Provide nothing beyond the count of lines that include the string "many".

====== EXERCISE MATERIALS ======

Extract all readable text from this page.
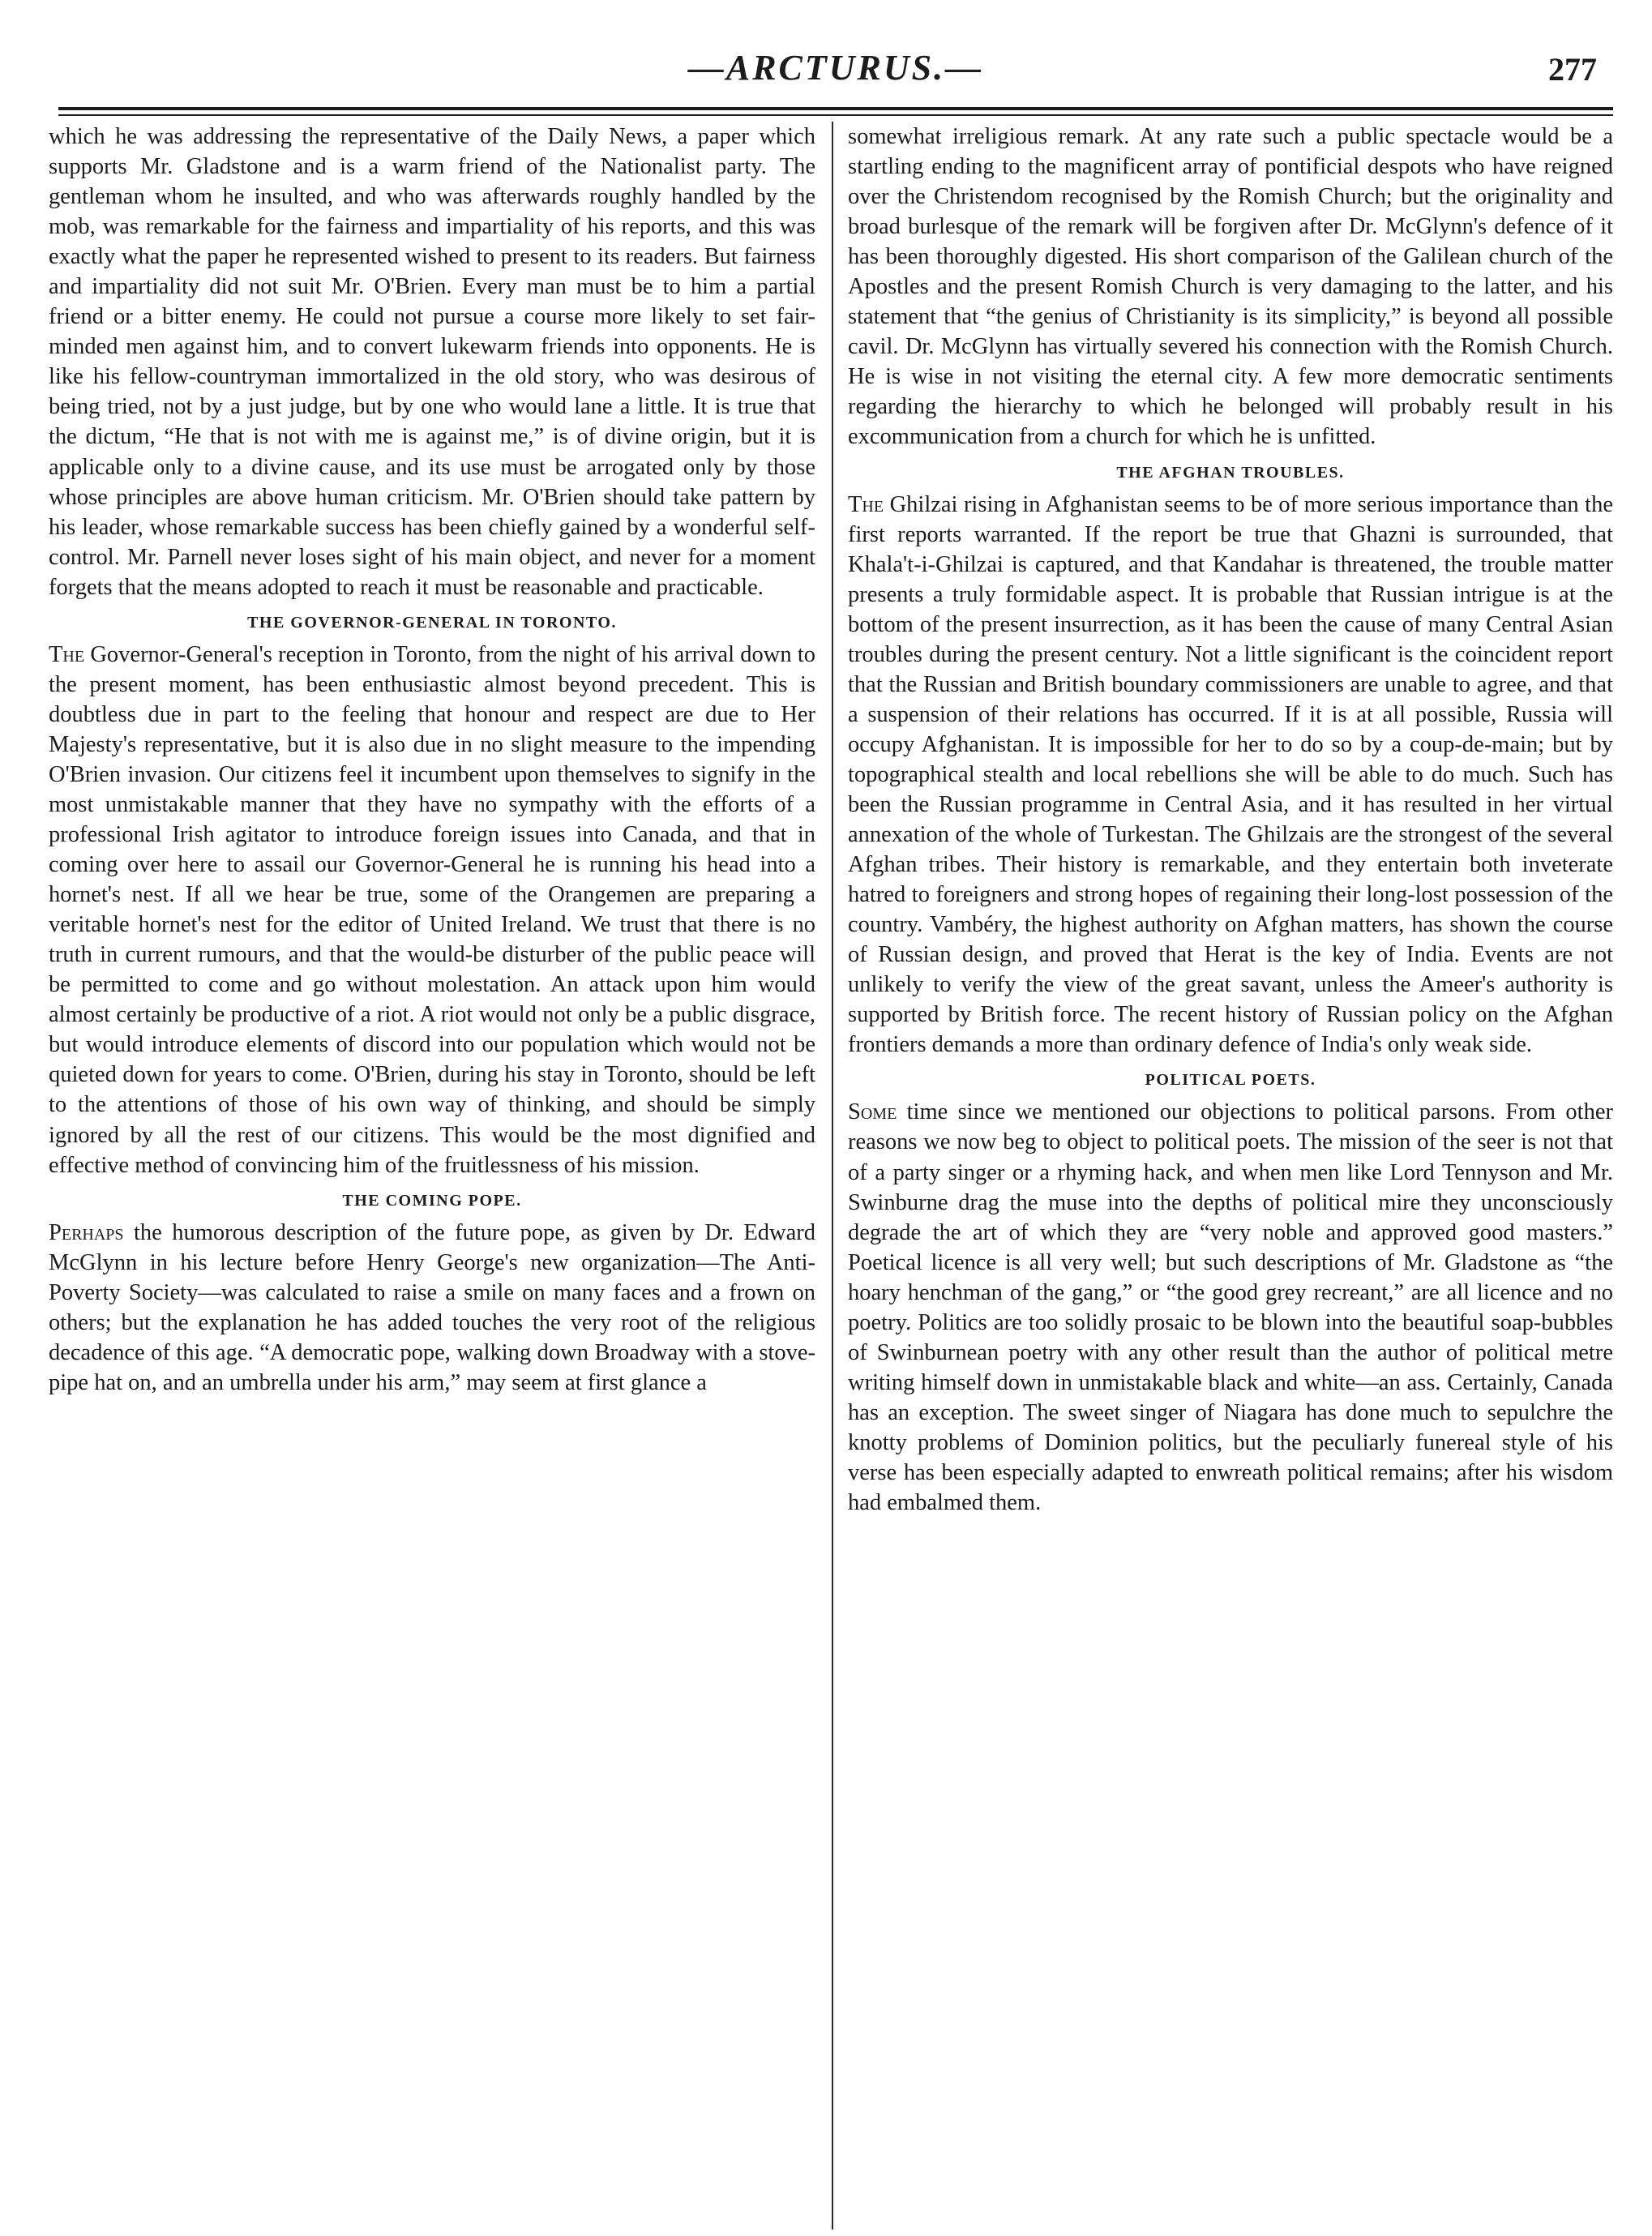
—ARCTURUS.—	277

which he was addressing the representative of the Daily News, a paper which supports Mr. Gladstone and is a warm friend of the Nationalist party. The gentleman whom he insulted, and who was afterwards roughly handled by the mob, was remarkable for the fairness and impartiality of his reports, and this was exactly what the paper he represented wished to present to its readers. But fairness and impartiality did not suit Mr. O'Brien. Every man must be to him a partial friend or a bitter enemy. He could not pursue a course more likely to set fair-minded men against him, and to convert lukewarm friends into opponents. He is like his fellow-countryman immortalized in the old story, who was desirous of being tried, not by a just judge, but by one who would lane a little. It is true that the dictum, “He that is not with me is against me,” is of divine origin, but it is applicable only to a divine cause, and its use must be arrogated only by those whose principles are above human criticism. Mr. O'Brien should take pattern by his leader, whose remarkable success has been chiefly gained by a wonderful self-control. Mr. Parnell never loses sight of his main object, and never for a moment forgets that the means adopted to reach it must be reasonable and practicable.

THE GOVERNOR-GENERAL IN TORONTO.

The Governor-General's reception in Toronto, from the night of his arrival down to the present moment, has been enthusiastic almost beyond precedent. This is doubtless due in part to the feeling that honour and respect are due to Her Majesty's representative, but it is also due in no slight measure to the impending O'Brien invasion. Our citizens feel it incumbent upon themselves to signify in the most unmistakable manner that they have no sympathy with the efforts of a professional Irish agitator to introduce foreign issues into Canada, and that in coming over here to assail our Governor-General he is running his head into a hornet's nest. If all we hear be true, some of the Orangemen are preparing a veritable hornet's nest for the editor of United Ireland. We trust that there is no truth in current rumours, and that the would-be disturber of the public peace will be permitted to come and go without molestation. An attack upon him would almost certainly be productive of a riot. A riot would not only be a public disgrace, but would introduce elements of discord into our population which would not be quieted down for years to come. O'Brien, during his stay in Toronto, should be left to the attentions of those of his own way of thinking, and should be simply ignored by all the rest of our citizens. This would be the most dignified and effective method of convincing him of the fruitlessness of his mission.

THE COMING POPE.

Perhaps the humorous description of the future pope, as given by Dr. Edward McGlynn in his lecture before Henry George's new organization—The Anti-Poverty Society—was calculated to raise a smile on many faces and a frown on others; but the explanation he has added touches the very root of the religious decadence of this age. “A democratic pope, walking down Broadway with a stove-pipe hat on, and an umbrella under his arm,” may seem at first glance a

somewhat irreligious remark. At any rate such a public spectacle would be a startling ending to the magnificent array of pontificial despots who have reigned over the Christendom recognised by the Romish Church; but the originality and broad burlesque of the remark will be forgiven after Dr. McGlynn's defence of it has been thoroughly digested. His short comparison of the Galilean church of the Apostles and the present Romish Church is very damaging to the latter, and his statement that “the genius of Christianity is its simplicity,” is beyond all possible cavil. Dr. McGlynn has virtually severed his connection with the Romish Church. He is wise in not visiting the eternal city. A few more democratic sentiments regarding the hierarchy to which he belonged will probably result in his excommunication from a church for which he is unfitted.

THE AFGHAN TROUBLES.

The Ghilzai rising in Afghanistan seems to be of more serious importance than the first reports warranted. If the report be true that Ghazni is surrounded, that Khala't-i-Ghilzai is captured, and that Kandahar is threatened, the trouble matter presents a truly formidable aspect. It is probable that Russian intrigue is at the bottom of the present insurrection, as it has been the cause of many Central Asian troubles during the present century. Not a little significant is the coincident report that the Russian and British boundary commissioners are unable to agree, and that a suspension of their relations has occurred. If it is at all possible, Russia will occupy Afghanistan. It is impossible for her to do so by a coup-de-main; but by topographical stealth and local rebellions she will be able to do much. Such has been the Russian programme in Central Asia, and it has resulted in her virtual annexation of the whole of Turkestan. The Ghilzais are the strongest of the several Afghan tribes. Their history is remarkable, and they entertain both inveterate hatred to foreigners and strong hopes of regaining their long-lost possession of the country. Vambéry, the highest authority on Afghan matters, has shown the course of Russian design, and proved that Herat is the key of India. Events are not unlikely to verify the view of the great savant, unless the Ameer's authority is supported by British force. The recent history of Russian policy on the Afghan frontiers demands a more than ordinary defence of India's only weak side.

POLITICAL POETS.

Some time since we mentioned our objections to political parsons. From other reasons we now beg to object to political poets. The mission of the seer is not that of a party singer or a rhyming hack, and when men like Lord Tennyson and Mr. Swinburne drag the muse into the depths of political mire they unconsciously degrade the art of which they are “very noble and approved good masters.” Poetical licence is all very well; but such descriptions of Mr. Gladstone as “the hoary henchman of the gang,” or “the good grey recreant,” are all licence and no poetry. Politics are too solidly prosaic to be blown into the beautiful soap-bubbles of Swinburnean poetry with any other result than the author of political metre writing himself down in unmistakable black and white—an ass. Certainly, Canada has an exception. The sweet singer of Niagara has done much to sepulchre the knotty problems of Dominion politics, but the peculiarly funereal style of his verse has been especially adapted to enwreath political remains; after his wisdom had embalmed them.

======

REPLY
2